■ **Goal of the exercise**:
Repeat everything in the material exactly.

■ **Source material**:
★ ★ ★ ★ ★ ★ ★

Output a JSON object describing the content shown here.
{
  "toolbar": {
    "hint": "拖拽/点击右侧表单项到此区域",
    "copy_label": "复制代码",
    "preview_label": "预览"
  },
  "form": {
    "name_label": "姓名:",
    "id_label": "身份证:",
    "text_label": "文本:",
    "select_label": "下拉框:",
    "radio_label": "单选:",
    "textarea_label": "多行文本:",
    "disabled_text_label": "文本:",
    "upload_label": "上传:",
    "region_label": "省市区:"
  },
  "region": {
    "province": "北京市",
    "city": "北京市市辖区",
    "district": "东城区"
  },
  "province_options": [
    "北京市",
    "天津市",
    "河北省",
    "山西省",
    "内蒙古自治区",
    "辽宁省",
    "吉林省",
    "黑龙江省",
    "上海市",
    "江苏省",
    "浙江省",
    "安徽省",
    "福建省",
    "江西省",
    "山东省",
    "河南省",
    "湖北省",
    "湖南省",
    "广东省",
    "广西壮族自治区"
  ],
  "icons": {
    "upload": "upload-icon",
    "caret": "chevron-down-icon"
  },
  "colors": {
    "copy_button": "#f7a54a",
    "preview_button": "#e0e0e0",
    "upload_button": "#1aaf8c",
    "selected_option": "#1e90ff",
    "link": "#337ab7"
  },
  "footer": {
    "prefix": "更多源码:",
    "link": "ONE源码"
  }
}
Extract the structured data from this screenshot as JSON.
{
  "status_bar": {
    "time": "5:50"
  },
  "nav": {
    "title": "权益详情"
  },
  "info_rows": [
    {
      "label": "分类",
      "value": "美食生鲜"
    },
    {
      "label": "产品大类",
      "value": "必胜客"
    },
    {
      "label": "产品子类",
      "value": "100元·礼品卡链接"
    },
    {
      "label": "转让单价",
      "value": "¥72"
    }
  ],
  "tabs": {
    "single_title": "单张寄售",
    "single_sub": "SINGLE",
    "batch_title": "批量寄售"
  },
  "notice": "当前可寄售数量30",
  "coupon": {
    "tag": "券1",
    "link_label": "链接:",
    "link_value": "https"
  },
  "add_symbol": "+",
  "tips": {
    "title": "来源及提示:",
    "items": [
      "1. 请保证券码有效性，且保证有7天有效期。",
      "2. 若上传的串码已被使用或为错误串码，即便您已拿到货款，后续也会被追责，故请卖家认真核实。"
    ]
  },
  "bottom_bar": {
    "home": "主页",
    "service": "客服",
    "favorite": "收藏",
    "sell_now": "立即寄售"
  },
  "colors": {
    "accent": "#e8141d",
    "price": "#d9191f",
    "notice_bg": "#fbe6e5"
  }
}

★ ★ ★ ★ ★ ★ ★

■ **Correct output**:
Output a JSON object describing the content shown here.
{
  "toolbar": {
    "hint": "拖拽/点击右侧表单项到此区域",
    "copy_label": "复制代码",
    "preview_label": "预览"
  },
  "form": {
    "name_label": "姓名:",
    "id_label": "身份证:",
    "text_label": "文本:",
    "select_label": "下拉框:",
    "radio_label": "单选:",
    "textarea_label": "多行文本:",
    "disabled_text_label": "文本:",
    "upload_label": "上传:",
    "region_label": "省市区:"
  },
  "region": {
    "province": "北京市",
    "city": "北京市市辖区",
    "district": "东城区"
  },
  "province_options": [
    "北京市",
    "天津市",
    "河北省",
    "山西省",
    "内蒙古自治区",
    "辽宁省",
    "吉林省",
    "黑龙江省",
    "上海市",
    "江苏省",
    "浙江省",
    "安徽省",
    "福建省",
    "江西省",
    "山东省",
    "河南省",
    "湖北省",
    "湖南省",
    "广东省",
    "广西壮族自治区"
  ],
  "icons": {
    "upload": "upload-icon",
    "caret": "chevron-down-icon"
  },
  "colors": {
    "copy_button": "#f7a54a",
    "preview_button": "#e0e0e0",
    "upload_button": "#1aaf8c",
    "selected_option": "#1e90ff",
    "link": "#337ab7"
  },
  "footer": {
    "prefix": "更多源码:",
    "link": "ONE源码"
  }
}
Extract the structured data from this screenshot as JSON.
{
  "status_bar": {
    "time": "5:50"
  },
  "nav": {
    "title": "权益详情"
  },
  "info_rows": [
    {
      "label": "分类",
      "value": "美食生鲜"
    },
    {
      "label": "产品大类",
      "value": "必胜客"
    },
    {
      "label": "产品子类",
      "value": "100元·礼品卡链接"
    },
    {
      "label": "转让单价",
      "value": "¥72"
    }
  ],
  "tabs": {
    "single_title": "单张寄售",
    "single_sub": "SINGLE",
    "batch_title": "批量寄售"
  },
  "notice": "当前可寄售数量30",
  "coupon": {
    "tag": "券1",
    "link_label": "链接:",
    "link_value": "https"
  },
  "add_symbol": "+",
  "tips": {
    "title": "来源及提示:",
    "items": [
      "1. 请保证券码有效性，且保证有7天有效期。",
      "2. 若上传的串码已被使用或为错误串码，即便您已拿到货款，后续也会被追责，故请卖家认真核实。"
    ]
  },
  "bottom_bar": {
    "home": "主页",
    "service": "客服",
    "favorite": "收藏",
    "sell_now": "立即寄售"
  },
  "colors": {
    "accent": "#e8141d",
    "price": "#d9191f",
    "notice_bg": "#fbe6e5"
  }
}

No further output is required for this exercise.